▸ **PROBLEM**
Find each line with the word "saignée" and copy it.

▸ **EXTRACTED ENTRIES**
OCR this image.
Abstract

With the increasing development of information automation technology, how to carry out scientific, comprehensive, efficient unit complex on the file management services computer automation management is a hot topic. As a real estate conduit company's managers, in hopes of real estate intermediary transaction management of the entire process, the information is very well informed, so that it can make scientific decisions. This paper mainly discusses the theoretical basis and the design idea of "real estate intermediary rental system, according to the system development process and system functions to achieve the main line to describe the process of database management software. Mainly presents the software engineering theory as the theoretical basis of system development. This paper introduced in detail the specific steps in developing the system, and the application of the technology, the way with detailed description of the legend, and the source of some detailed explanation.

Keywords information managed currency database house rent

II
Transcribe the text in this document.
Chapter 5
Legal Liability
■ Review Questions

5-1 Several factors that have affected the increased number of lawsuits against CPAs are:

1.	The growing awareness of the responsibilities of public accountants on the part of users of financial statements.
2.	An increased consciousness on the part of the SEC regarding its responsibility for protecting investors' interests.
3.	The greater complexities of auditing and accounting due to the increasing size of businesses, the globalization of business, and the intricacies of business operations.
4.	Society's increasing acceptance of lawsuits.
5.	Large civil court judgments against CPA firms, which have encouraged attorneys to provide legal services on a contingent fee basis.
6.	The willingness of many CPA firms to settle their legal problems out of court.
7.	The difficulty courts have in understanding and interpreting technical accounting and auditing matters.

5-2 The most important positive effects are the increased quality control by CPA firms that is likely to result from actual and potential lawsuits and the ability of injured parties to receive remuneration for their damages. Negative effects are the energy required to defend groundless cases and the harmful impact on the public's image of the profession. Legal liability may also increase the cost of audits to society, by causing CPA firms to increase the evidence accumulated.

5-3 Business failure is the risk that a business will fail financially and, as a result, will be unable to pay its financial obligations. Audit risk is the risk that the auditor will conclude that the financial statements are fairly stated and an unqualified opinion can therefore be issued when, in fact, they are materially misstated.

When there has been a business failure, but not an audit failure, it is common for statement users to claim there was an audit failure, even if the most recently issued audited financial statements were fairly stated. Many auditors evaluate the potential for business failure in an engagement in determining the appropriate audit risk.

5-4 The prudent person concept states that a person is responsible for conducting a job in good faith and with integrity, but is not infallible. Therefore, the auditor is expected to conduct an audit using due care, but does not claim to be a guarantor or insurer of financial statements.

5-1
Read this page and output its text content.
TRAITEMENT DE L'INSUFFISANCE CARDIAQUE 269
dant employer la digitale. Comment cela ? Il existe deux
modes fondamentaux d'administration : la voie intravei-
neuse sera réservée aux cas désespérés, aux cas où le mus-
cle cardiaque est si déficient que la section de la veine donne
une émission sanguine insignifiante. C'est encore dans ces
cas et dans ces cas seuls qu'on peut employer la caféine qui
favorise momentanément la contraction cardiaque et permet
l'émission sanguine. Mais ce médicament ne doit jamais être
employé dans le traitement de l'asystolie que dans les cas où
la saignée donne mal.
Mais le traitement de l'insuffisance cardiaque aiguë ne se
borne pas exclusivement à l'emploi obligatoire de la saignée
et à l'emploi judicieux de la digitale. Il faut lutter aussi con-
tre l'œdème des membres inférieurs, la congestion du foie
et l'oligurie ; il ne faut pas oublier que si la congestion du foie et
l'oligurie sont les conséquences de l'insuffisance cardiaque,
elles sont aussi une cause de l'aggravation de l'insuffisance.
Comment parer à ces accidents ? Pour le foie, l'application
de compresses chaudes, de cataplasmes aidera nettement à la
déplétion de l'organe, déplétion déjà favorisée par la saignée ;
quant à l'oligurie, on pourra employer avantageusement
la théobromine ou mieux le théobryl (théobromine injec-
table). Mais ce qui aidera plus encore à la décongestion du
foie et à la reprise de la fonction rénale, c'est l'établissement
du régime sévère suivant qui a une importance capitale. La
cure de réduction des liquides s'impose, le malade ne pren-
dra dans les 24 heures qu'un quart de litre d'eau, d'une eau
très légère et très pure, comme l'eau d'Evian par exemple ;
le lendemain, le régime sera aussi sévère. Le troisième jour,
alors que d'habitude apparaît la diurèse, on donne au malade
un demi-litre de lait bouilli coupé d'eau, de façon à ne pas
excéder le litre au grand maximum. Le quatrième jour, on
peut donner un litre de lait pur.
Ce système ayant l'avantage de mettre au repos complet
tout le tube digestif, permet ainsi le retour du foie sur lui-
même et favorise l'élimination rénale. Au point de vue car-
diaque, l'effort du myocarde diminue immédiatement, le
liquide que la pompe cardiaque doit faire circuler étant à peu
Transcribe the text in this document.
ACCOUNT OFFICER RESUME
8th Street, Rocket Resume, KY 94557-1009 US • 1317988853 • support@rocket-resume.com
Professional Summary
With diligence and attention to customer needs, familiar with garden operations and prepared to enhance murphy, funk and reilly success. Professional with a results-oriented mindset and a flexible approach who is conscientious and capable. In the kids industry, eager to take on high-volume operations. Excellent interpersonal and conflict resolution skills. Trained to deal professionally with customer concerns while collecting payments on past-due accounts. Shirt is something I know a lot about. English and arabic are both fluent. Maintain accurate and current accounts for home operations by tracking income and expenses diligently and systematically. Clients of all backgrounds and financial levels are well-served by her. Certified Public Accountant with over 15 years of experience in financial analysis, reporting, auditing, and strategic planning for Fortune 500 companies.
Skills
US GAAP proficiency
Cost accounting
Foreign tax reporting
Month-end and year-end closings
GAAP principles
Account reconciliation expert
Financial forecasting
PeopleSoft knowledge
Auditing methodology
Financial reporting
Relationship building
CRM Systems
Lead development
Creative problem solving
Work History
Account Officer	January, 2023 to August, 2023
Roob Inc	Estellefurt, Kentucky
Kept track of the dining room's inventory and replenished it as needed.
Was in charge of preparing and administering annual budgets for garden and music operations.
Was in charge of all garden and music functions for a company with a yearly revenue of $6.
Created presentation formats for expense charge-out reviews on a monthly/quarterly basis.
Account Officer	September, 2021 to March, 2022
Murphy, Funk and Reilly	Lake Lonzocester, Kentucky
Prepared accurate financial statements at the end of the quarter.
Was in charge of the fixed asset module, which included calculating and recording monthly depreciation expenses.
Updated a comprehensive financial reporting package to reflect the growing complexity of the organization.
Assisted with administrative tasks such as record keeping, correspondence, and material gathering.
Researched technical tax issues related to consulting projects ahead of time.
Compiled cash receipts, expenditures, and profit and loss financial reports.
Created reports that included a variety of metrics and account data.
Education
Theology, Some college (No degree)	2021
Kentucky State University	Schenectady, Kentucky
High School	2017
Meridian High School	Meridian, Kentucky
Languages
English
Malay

▸ **COMPLETE OUTPUT**
la saignée donne mal.
borne pas exclusivement à l'emploi obligatoire de la saignée
déplétion de l'organe, déplétion déjà favorisée par la saignée ;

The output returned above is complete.